• _Задания_:
(a) Проверьте по отрывку о ссоре с Мадонной, верны ли утверждения (i) Мадонна прислала факс в шесть утра; (ii) Гай бывал в доме на бульваре Сансет; (iii) чек на оставшуюся сумму доставили через несколько дней. На каждое ответьте «да» или «нет» и приведите решающие слова отрывка дословно.
(b) Назовите всех людей, которых отрывок о ссоре с Мадонной упоминает по имени.

• _Исходный текст_:
****
На следующее утро уже в шесть утра Мадонна прислала мне факс, в котором окончательно разрывала наше сотрудниче­ство. Впрочем, она признала: «Наверное, я ожидала слишком многого — из-за нашего прошлого и из-за того, что ты мой брат. Кто знает... Но это было неправильно». В конце письма Мадонна приписала: «Я совершенно спокойна и тоже тебя люблю».
Я был зол, но в то же время меня охватила печаль.
Все утро я обдумывал свой ответ, а потом написал: «Забав­но, что все упирается в деньги... Да... А теперь просто так, к сведению... Я был единственным человеком в твоем мире, кото­рый всегда был на твоей стороне... И несмотря на то, что ты живешь в выдуманном мире... я всегда буду на твоей стороне... Я слишком сильно и глубоко люблю тебя, чтобы предать... сча­стья тебе... К.».
Хотя Гай никогда не был в том доме, который стал камнем преткновения для нас с Мадонной, я подозревал, что все дело в нем. Мне казалось, что именно он умело манипулирует Ма­донной. А может быть, он советовал ей активнее контролиро­вать мою работу. В любом случае, работа в доме на бульваре Сансет стала для меня настоящей катастрофой.
Наконец, оформление дома закончилось точно в назначен­ный срок.
Однако я не получил последних 15 тысяч долларов. Тогда я решил позвонить Каресс.
— Мадонна велела сказать тебе, что, по ее мнению, ты не заслужил окончательного платежа. Она не собирается пла­тить, — ответила она.
Какое-то время я пытался справиться с последним ударом, нанесенным мне сестрой.
— Скажи Мадонне, что, если она хочет увидеть оставшуюся мебель, которую я купил для ее дома и которую она ожидает, ей лучше заплатить.
Каресс опешила и повесила трубку. Через несколько часов мне доставили чек на оставшуюся сумму, а я отправил Мадонне ее мебель.
****
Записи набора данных
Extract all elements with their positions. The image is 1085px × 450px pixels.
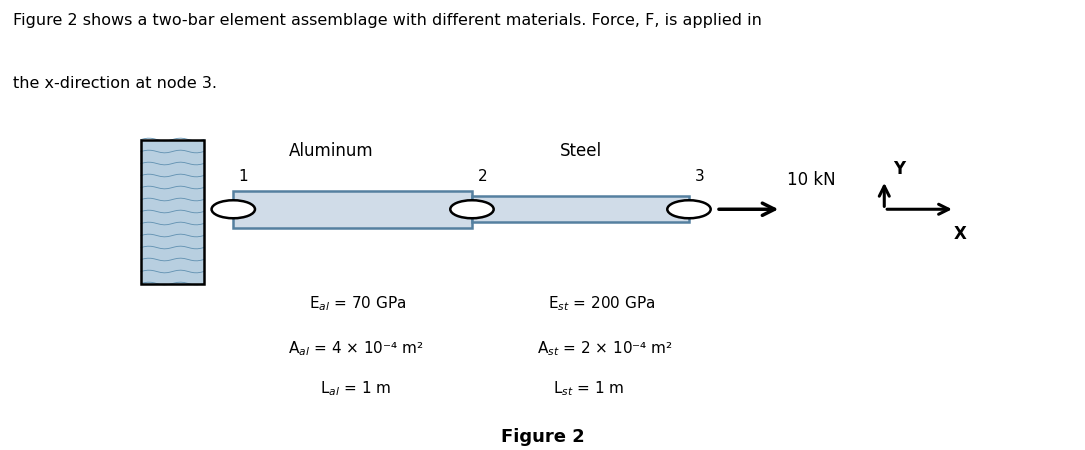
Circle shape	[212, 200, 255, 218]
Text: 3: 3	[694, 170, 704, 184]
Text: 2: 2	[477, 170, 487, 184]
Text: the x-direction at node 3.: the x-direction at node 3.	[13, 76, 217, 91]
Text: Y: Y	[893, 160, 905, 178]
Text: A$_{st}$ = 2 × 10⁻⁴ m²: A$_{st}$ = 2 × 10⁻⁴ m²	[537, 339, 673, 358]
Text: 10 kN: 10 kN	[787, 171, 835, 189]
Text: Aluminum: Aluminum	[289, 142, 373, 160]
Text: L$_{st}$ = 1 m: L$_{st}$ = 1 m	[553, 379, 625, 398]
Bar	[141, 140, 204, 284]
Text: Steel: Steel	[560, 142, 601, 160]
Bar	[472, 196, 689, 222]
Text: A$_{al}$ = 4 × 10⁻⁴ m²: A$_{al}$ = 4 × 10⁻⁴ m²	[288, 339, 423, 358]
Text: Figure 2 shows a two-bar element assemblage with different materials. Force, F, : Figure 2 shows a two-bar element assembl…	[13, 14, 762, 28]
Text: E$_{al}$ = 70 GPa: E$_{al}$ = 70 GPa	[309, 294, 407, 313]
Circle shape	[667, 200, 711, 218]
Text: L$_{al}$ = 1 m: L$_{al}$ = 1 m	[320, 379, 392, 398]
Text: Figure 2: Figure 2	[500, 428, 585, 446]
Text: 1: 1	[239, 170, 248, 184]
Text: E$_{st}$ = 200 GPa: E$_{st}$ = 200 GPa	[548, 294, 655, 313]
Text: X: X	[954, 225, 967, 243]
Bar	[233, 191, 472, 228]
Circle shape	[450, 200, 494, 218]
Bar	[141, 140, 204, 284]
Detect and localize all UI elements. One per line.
****
• _Ответы_:
(a)
(i) Да: «уже в шесть утра Мадонна прислала мне факс».
(ii) Нет: «Хотя Гай никогда не был в том доме».
(iii) Нет: «Через несколько часов мне доставили чек на оставшуюся сумму».

(b) Мадонна, Гай, Каресс.